Items from a figure collection:
------------------------

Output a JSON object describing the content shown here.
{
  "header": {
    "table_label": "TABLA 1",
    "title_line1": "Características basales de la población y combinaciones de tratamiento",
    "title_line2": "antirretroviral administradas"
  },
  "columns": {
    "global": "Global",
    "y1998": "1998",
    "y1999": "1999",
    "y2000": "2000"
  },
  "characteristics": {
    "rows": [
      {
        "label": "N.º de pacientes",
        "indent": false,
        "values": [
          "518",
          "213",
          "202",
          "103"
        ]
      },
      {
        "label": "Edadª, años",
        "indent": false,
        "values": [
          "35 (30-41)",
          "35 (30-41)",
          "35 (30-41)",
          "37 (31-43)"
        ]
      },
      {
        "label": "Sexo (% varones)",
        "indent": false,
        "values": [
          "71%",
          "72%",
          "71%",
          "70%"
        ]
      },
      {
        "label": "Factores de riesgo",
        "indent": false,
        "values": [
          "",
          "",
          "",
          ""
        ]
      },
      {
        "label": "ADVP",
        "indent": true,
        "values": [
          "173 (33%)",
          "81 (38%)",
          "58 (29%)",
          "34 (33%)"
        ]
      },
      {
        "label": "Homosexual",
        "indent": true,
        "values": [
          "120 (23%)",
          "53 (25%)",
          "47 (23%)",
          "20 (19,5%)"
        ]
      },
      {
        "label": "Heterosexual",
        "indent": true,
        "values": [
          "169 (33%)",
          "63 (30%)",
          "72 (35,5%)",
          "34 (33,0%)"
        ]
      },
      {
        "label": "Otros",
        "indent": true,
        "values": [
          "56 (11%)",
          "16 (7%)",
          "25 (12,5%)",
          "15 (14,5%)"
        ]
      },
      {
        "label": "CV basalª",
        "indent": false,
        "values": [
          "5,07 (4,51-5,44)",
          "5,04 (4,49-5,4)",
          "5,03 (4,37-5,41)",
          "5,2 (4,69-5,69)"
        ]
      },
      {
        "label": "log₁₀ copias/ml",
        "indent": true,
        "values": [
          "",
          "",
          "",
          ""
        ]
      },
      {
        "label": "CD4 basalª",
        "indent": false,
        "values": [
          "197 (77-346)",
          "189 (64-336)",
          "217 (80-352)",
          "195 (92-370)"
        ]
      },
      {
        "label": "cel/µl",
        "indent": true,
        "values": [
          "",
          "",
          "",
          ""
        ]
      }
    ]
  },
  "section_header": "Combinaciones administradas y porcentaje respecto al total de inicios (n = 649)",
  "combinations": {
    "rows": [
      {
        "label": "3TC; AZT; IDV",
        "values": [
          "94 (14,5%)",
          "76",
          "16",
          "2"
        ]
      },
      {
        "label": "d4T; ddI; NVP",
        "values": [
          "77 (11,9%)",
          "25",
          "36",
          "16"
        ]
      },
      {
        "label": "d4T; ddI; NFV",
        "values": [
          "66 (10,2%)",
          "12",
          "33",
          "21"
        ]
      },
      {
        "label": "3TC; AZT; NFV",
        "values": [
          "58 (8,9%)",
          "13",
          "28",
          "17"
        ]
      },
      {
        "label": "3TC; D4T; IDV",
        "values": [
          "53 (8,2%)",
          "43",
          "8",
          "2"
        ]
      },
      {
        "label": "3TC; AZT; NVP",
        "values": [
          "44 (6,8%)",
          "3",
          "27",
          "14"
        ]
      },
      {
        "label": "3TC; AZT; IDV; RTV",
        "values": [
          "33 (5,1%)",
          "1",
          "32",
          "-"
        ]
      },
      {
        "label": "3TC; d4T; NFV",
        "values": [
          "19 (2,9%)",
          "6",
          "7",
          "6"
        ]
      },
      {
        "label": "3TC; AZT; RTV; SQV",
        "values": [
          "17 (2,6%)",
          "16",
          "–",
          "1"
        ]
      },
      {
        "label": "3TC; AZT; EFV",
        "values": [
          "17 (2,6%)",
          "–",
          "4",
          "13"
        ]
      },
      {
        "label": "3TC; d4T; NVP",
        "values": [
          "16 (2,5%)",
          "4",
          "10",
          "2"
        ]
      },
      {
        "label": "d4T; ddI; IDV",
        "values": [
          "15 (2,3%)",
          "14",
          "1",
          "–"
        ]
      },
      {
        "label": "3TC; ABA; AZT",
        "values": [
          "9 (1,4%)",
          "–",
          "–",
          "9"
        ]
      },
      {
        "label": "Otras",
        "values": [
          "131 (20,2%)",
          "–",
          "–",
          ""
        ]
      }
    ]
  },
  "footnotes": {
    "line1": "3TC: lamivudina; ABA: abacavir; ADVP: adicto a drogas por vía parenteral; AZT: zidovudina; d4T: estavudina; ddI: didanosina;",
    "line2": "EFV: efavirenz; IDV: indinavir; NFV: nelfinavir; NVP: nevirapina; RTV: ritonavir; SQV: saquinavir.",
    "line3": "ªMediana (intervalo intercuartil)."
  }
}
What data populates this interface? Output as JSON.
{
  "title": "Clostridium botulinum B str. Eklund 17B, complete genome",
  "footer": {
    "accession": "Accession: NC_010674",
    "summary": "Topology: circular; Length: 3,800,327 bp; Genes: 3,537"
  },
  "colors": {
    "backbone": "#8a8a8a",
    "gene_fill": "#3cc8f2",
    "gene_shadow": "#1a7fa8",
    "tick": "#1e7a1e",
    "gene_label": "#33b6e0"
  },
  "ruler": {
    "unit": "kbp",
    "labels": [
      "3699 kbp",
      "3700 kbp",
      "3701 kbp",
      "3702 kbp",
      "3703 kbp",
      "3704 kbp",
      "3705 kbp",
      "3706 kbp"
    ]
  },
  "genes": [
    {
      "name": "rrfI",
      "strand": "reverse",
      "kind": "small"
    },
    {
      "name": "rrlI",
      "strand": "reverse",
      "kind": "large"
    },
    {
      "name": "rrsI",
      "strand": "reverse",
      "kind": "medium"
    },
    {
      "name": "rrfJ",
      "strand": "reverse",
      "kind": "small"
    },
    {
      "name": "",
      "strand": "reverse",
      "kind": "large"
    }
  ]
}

------------------------

Above are some records. Print them all exactly.

» Answer section:
Output a JSON object describing the content shown here.
{
  "header": {
    "table_label": "TABLA 1",
    "title_line1": "Características basales de la población y combinaciones de tratamiento",
    "title_line2": "antirretroviral administradas"
  },
  "columns": {
    "global": "Global",
    "y1998": "1998",
    "y1999": "1999",
    "y2000": "2000"
  },
  "characteristics": {
    "rows": [
      {
        "label": "N.º de pacientes",
        "indent": false,
        "values": [
          "518",
          "213",
          "202",
          "103"
        ]
      },
      {
        "label": "Edadª, años",
        "indent": false,
        "values": [
          "35 (30-41)",
          "35 (30-41)",
          "35 (30-41)",
          "37 (31-43)"
        ]
      },
      {
        "label": "Sexo (% varones)",
        "indent": false,
        "values": [
          "71%",
          "72%",
          "71%",
          "70%"
        ]
      },
      {
        "label": "Factores de riesgo",
        "indent": false,
        "values": [
          "",
          "",
          "",
          ""
        ]
      },
      {
        "label": "ADVP",
        "indent": true,
        "values": [
          "173 (33%)",
          "81 (38%)",
          "58 (29%)",
          "34 (33%)"
        ]
      },
      {
        "label": "Homosexual",
        "indent": true,
        "values": [
          "120 (23%)",
          "53 (25%)",
          "47 (23%)",
          "20 (19,5%)"
        ]
      },
      {
        "label": "Heterosexual",
        "indent": true,
        "values": [
          "169 (33%)",
          "63 (30%)",
          "72 (35,5%)",
          "34 (33,0%)"
        ]
      },
      {
        "label": "Otros",
        "indent": true,
        "values": [
          "56 (11%)",
          "16 (7%)",
          "25 (12,5%)",
          "15 (14,5%)"
        ]
      },
      {
        "label": "CV basalª",
        "indent": false,
        "values": [
          "5,07 (4,51-5,44)",
          "5,04 (4,49-5,4)",
          "5,03 (4,37-5,41)",
          "5,2 (4,69-5,69)"
        ]
      },
      {
        "label": "log₁₀ copias/ml",
        "indent": true,
        "values": [
          "",
          "",
          "",
          ""
        ]
      },
      {
        "label": "CD4 basalª",
        "indent": false,
        "values": [
          "197 (77-346)",
          "189 (64-336)",
          "217 (80-352)",
          "195 (92-370)"
        ]
      },
      {
        "label": "cel/µl",
        "indent": true,
        "values": [
          "",
          "",
          "",
          ""
        ]
      }
    ]
  },
  "section_header": "Combinaciones administradas y porcentaje respecto al total de inicios (n = 649)",
  "combinations": {
    "rows": [
      {
        "label": "3TC; AZT; IDV",
        "values": [
          "94 (14,5%)",
          "76",
          "16",
          "2"
        ]
      },
      {
        "label": "d4T; ddI; NVP",
        "values": [
          "77 (11,9%)",
          "25",
          "36",
          "16"
        ]
      },
      {
        "label": "d4T; ddI; NFV",
        "values": [
          "66 (10,2%)",
          "12",
          "33",
          "21"
        ]
      },
      {
        "label": "3TC; AZT; NFV",
        "values": [
          "58 (8,9%)",
          "13",
          "28",
          "17"
        ]
      },
      {
        "label": "3TC; D4T; IDV",
        "values": [
          "53 (8,2%)",
          "43",
          "8",
          "2"
        ]
      },
      {
        "label": "3TC; AZT; NVP",
        "values": [
          "44 (6,8%)",
          "3",
          "27",
          "14"
        ]
      },
      {
        "label": "3TC; AZT; IDV; RTV",
        "values": [
          "33 (5,1%)",
          "1",
          "32",
          "-"
        ]
      },
      {
        "label": "3TC; d4T; NFV",
        "values": [
          "19 (2,9%)",
          "6",
          "7",
          "6"
        ]
      },
      {
        "label": "3TC; AZT; RTV; SQV",
        "values": [
          "17 (2,6%)",
          "16",
          "–",
          "1"
        ]
      },
      {
        "label": "3TC; AZT; EFV",
        "values": [
          "17 (2,6%)",
          "–",
          "4",
          "13"
        ]
      },
      {
        "label": "3TC; d4T; NVP",
        "values": [
          "16 (2,5%)",
          "4",
          "10",
          "2"
        ]
      },
      {
        "label": "d4T; ddI; IDV",
        "values": [
          "15 (2,3%)",
          "14",
          "1",
          "–"
        ]
      },
      {
        "label": "3TC; ABA; AZT",
        "values": [
          "9 (1,4%)",
          "–",
          "–",
          "9"
        ]
      },
      {
        "label": "Otras",
        "values": [
          "131 (20,2%)",
          "–",
          "–",
          ""
        ]
      }
    ]
  },
  "footnotes": {
    "line1": "3TC: lamivudina; ABA: abacavir; ADVP: adicto a drogas por vía parenteral; AZT: zidovudina; d4T: estavudina; ddI: didanosina;",
    "line2": "EFV: efavirenz; IDV: indinavir; NFV: nelfinavir; NVP: nevirapina; RTV: ritonavir; SQV: saquinavir.",
    "line3": "ªMediana (intervalo intercuartil)."
  }
}
What data populates this interface? Output as JSON.
{
  "title": "Clostridium botulinum B str. Eklund 17B, complete genome",
  "footer": {
    "accession": "Accession: NC_010674",
    "summary": "Topology: circular; Length: 3,800,327 bp; Genes: 3,537"
  },
  "colors": {
    "backbone": "#8a8a8a",
    "gene_fill": "#3cc8f2",
    "gene_shadow": "#1a7fa8",
    "tick": "#1e7a1e",
    "gene_label": "#33b6e0"
  },
  "ruler": {
    "unit": "kbp",
    "labels": [
      "3699 kbp",
      "3700 kbp",
      "3701 kbp",
      "3702 kbp",
      "3703 kbp",
      "3704 kbp",
      "3705 kbp",
      "3706 kbp"
    ]
  },
  "genes": [
    {
      "name": "rrfI",
      "strand": "reverse",
      "kind": "small"
    },
    {
      "name": "rrlI",
      "strand": "reverse",
      "kind": "large"
    },
    {
      "name": "rrsI",
      "strand": "reverse",
      "kind": "medium"
    },
    {
      "name": "rrfJ",
      "strand": "reverse",
      "kind": "small"
    },
    {
      "name": "",
      "strand": "reverse",
      "kind": "large"
    }
  ]
}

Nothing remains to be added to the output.